= What to work on =
Copy out every line of the data exactly.

A run of records
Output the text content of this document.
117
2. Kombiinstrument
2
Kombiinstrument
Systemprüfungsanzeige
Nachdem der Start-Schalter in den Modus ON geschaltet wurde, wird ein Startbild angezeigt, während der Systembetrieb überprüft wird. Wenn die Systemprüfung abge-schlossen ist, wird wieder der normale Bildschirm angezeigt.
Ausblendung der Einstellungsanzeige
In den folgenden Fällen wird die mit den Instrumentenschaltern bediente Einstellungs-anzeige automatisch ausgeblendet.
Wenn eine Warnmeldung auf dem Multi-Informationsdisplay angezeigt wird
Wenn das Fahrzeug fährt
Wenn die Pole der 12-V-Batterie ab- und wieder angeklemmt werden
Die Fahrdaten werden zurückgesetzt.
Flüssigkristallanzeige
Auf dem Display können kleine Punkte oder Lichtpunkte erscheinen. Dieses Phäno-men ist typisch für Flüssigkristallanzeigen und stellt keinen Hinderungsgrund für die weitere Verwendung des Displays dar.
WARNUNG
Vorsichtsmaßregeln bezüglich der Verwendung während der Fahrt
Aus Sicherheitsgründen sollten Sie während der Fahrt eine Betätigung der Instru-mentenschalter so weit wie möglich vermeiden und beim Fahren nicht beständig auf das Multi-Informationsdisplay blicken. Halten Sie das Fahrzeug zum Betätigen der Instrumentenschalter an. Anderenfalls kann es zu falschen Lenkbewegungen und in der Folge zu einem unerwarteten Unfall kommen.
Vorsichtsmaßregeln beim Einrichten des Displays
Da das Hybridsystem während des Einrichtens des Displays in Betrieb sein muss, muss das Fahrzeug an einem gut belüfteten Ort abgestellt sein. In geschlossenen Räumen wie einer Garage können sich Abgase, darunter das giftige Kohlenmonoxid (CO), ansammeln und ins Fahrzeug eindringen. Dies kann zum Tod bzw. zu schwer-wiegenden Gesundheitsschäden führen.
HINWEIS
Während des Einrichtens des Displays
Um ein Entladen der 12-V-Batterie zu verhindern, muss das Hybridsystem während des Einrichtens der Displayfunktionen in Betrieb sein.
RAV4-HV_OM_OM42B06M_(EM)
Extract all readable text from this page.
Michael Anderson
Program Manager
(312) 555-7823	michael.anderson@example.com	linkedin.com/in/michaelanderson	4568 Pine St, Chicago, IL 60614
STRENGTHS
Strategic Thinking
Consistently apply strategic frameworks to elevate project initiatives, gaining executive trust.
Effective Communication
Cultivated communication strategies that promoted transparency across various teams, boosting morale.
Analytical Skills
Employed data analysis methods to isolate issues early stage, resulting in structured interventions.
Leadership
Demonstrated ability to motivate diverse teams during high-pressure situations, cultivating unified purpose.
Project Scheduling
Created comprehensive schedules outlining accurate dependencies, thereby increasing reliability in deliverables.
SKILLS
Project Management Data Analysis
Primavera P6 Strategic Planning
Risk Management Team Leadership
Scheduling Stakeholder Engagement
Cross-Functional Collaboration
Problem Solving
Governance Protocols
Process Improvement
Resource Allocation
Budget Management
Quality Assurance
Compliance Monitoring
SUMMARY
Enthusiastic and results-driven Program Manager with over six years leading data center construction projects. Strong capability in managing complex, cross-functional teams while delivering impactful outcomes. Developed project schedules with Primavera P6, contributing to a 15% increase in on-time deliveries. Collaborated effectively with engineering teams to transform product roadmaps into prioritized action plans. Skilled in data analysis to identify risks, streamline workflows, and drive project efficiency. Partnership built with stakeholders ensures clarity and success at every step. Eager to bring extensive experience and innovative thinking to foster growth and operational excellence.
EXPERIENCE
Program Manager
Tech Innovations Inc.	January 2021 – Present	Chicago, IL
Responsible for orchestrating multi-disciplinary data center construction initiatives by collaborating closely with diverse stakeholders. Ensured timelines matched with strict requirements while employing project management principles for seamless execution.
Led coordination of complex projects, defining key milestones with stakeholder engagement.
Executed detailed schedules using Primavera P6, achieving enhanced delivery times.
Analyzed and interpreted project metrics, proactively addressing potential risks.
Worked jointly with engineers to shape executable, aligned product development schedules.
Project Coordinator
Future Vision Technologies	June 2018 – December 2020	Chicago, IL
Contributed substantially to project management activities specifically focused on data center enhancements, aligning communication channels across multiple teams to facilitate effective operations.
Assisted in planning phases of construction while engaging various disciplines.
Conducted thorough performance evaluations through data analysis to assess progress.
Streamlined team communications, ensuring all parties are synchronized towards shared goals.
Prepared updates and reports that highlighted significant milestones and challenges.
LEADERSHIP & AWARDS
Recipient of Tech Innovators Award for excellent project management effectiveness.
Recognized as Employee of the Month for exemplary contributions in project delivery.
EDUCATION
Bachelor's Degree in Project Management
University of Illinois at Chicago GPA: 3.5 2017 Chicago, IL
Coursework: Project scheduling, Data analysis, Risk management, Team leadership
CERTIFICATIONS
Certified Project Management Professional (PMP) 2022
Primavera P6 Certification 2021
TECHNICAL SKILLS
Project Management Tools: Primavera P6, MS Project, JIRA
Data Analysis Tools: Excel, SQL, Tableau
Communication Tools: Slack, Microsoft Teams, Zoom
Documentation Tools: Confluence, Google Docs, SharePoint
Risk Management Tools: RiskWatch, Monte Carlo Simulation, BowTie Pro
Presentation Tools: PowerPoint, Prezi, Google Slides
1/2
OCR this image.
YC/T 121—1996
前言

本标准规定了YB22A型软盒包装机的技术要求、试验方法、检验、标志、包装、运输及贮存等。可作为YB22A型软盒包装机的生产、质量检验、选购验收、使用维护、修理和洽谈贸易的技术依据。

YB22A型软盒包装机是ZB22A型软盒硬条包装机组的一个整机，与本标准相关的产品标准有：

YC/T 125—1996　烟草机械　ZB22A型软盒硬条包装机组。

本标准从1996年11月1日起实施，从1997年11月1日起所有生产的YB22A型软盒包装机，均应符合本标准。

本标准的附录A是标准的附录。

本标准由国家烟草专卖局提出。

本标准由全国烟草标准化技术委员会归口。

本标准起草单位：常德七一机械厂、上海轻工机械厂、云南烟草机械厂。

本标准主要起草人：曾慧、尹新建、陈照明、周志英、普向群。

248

= The result =
Output the text content of this document.
117
2. Kombiinstrument
2
Kombiinstrument
Systemprüfungsanzeige
Nachdem der Start-Schalter in den Modus ON geschaltet wurde, wird ein Startbild angezeigt, während der Systembetrieb überprüft wird. Wenn die Systemprüfung abge-schlossen ist, wird wieder der normale Bildschirm angezeigt.
Ausblendung der Einstellungsanzeige
In den folgenden Fällen wird die mit den Instrumentenschaltern bediente Einstellungs-anzeige automatisch ausgeblendet.
Wenn eine Warnmeldung auf dem Multi-Informationsdisplay angezeigt wird
Wenn das Fahrzeug fährt
Wenn die Pole der 12-V-Batterie ab- und wieder angeklemmt werden
Die Fahrdaten werden zurückgesetzt.
Flüssigkristallanzeige
Auf dem Display können kleine Punkte oder Lichtpunkte erscheinen. Dieses Phäno-men ist typisch für Flüssigkristallanzeigen und stellt keinen Hinderungsgrund für die weitere Verwendung des Displays dar.
WARNUNG
Vorsichtsmaßregeln bezüglich der Verwendung während der Fahrt
Aus Sicherheitsgründen sollten Sie während der Fahrt eine Betätigung der Instru-mentenschalter so weit wie möglich vermeiden und beim Fahren nicht beständig auf das Multi-Informationsdisplay blicken. Halten Sie das Fahrzeug zum Betätigen der Instrumentenschalter an. Anderenfalls kann es zu falschen Lenkbewegungen und in der Folge zu einem unerwarteten Unfall kommen.
Vorsichtsmaßregeln beim Einrichten des Displays
Da das Hybridsystem während des Einrichtens des Displays in Betrieb sein muss, muss das Fahrzeug an einem gut belüfteten Ort abgestellt sein. In geschlossenen Räumen wie einer Garage können sich Abgase, darunter das giftige Kohlenmonoxid (CO), ansammeln und ins Fahrzeug eindringen. Dies kann zum Tod bzw. zu schwer-wiegenden Gesundheitsschäden führen.
HINWEIS
Während des Einrichtens des Displays
Um ein Entladen der 12-V-Batterie zu verhindern, muss das Hybridsystem während des Einrichtens der Displayfunktionen in Betrieb sein.
RAV4-HV_OM_OM42B06M_(EM)
Extract all readable text from this page.
Michael Anderson
Program Manager
(312) 555-7823	michael.anderson@example.com	linkedin.com/in/michaelanderson	4568 Pine St, Chicago, IL 60614
STRENGTHS
Strategic Thinking
Consistently apply strategic frameworks to elevate project initiatives, gaining executive trust.
Effective Communication
Cultivated communication strategies that promoted transparency across various teams, boosting morale.
Analytical Skills
Employed data analysis methods to isolate issues early stage, resulting in structured interventions.
Leadership
Demonstrated ability to motivate diverse teams during high-pressure situations, cultivating unified purpose.
Project Scheduling
Created comprehensive schedules outlining accurate dependencies, thereby increasing reliability in deliverables.
SKILLS
Project Management Data Analysis
Primavera P6 Strategic Planning
Risk Management Team Leadership
Scheduling Stakeholder Engagement
Cross-Functional Collaboration
Problem Solving
Governance Protocols
Process Improvement
Resource Allocation
Budget Management
Quality Assurance
Compliance Monitoring
SUMMARY
Enthusiastic and results-driven Program Manager with over six years leading data center construction projects. Strong capability in managing complex, cross-functional teams while delivering impactful outcomes. Developed project schedules with Primavera P6, contributing to a 15% increase in on-time deliveries. Collaborated effectively with engineering teams to transform product roadmaps into prioritized action plans. Skilled in data analysis to identify risks, streamline workflows, and drive project efficiency. Partnership built with stakeholders ensures clarity and success at every step. Eager to bring extensive experience and innovative thinking to foster growth and operational excellence.
EXPERIENCE
Program Manager
Tech Innovations Inc.	January 2021 – Present	Chicago, IL
Responsible for orchestrating multi-disciplinary data center construction initiatives by collaborating closely with diverse stakeholders. Ensured timelines matched with strict requirements while employing project management principles for seamless execution.
Led coordination of complex projects, defining key milestones with stakeholder engagement.
Executed detailed schedules using Primavera P6, achieving enhanced delivery times.
Analyzed and interpreted project metrics, proactively addressing potential risks.
Worked jointly with engineers to shape executable, aligned product development schedules.
Project Coordinator
Future Vision Technologies	June 2018 – December 2020	Chicago, IL
Contributed substantially to project management activities specifically focused on data center enhancements, aligning communication channels across multiple teams to facilitate effective operations.
Assisted in planning phases of construction while engaging various disciplines.
Conducted thorough performance evaluations through data analysis to assess progress.
Streamlined team communications, ensuring all parties are synchronized towards shared goals.
Prepared updates and reports that highlighted significant milestones and challenges.
LEADERSHIP & AWARDS
Recipient of Tech Innovators Award for excellent project management effectiveness.
Recognized as Employee of the Month for exemplary contributions in project delivery.
EDUCATION
Bachelor's Degree in Project Management
University of Illinois at Chicago GPA: 3.5 2017 Chicago, IL
Coursework: Project scheduling, Data analysis, Risk management, Team leadership
CERTIFICATIONS
Certified Project Management Professional (PMP) 2022
Primavera P6 Certification 2021
TECHNICAL SKILLS
Project Management Tools: Primavera P6, MS Project, JIRA
Data Analysis Tools: Excel, SQL, Tableau
Communication Tools: Slack, Microsoft Teams, Zoom
Documentation Tools: Confluence, Google Docs, SharePoint
Risk Management Tools: RiskWatch, Monte Carlo Simulation, BowTie Pro
Presentation Tools: PowerPoint, Prezi, Google Slides
1/2
OCR this image.
YC/T 121—1996
前言

本标准规定了YB22A型软盒包装机的技术要求、试验方法、检验、标志、包装、运输及贮存等。可作为YB22A型软盒包装机的生产、质量检验、选购验收、使用维护、修理和洽谈贸易的技术依据。

YB22A型软盒包装机是ZB22A型软盒硬条包装机组的一个整机，与本标准相关的产品标准有：

YC/T 125—1996　烟草机械　ZB22A型软盒硬条包装机组。

本标准从1996年11月1日起实施，从1997年11月1日起所有生产的YB22A型软盒包装机，均应符合本标准。

本标准的附录A是标准的附录。

本标准由国家烟草专卖局提出。

本标准由全国烟草标准化技术委员会归口。

本标准起草单位：常德七一机械厂、上海轻工机械厂、云南烟草机械厂。

本标准主要起草人：曾慧、尹新建、陈照明、周志英、普向群。

248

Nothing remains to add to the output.